Task instructions:
All of the records below should be output exactly.

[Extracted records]
*****

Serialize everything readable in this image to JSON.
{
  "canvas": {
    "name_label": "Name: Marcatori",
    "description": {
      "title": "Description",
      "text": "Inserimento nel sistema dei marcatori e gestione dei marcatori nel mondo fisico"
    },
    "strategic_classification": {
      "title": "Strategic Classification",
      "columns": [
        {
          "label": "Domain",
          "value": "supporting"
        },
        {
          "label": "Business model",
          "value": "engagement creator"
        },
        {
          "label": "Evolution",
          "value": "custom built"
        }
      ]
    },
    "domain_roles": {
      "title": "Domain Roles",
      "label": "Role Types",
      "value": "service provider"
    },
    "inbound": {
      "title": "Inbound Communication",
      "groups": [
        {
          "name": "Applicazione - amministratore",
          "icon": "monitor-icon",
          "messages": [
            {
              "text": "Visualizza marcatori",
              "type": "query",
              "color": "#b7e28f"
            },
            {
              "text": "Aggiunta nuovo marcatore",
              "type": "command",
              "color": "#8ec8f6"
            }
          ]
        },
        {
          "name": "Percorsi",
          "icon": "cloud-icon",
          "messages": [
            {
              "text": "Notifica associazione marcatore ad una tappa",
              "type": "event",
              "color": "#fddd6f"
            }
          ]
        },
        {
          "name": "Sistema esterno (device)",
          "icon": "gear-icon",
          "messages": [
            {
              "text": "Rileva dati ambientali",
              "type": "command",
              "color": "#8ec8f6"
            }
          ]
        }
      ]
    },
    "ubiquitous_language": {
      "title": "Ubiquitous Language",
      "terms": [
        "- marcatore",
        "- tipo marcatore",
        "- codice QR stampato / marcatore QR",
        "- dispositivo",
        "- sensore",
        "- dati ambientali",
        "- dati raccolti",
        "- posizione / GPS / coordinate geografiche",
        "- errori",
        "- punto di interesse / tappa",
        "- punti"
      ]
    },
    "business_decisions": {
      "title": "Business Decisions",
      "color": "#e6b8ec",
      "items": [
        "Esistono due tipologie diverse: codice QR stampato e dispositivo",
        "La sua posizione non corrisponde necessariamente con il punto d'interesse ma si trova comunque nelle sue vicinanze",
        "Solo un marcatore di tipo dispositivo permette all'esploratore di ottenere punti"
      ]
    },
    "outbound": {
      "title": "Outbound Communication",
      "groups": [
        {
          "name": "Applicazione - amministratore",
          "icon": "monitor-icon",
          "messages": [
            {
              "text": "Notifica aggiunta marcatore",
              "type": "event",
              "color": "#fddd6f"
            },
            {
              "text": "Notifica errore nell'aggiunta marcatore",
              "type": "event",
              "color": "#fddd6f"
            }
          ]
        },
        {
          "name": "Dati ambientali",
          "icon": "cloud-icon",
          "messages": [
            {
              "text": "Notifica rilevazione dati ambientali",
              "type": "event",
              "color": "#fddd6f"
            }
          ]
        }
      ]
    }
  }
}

*****

Final result:
Serialize everything readable in this image to JSON.
{
  "canvas": {
    "name_label": "Name: Marcatori",
    "description": {
      "title": "Description",
      "text": "Inserimento nel sistema dei marcatori e gestione dei marcatori nel mondo fisico"
    },
    "strategic_classification": {
      "title": "Strategic Classification",
      "columns": [
        {
          "label": "Domain",
          "value": "supporting"
        },
        {
          "label": "Business model",
          "value": "engagement creator"
        },
        {
          "label": "Evolution",
          "value": "custom built"
        }
      ]
    },
    "domain_roles": {
      "title": "Domain Roles",
      "label": "Role Types",
      "value": "service provider"
    },
    "inbound": {
      "title": "Inbound Communication",
      "groups": [
        {
          "name": "Applicazione - amministratore",
          "icon": "monitor-icon",
          "messages": [
            {
              "text": "Visualizza marcatori",
              "type": "query",
              "color": "#b7e28f"
            },
            {
              "text": "Aggiunta nuovo marcatore",
              "type": "command",
              "color": "#8ec8f6"
            }
          ]
        },
        {
          "name": "Percorsi",
          "icon": "cloud-icon",
          "messages": [
            {
              "text": "Notifica associazione marcatore ad una tappa",
              "type": "event",
              "color": "#fddd6f"
            }
          ]
        },
        {
          "name": "Sistema esterno (device)",
          "icon": "gear-icon",
          "messages": [
            {
              "text": "Rileva dati ambientali",
              "type": "command",
              "color": "#8ec8f6"
            }
          ]
        }
      ]
    },
    "ubiquitous_language": {
      "title": "Ubiquitous Language",
      "terms": [
        "- marcatore",
        "- tipo marcatore",
        "- codice QR stampato / marcatore QR",
        "- dispositivo",
        "- sensore",
        "- dati ambientali",
        "- dati raccolti",
        "- posizione / GPS / coordinate geografiche",
        "- errori",
        "- punto di interesse / tappa",
        "- punti"
      ]
    },
    "business_decisions": {
      "title": "Business Decisions",
      "color": "#e6b8ec",
      "items": [
        "Esistono due tipologie diverse: codice QR stampato e dispositivo",
        "La sua posizione non corrisponde necessariamente con il punto d'interesse ma si trova comunque nelle sue vicinanze",
        "Solo un marcatore di tipo dispositivo permette all'esploratore di ottenere punti"
      ]
    },
    "outbound": {
      "title": "Outbound Communication",
      "groups": [
        {
          "name": "Applicazione - amministratore",
          "icon": "monitor-icon",
          "messages": [
            {
              "text": "Notifica aggiunta marcatore",
              "type": "event",
              "color": "#fddd6f"
            },
            {
              "text": "Notifica errore nell'aggiunta marcatore",
              "type": "event",
              "color": "#fddd6f"
            }
          ]
        },
        {
          "name": "Dati ambientali",
          "icon": "cloud-icon",
          "messages": [
            {
              "text": "Notifica rilevazione dati ambientali",
              "type": "event",
              "color": "#fddd6f"
            }
          ]
        }
      ]
    }
  }
}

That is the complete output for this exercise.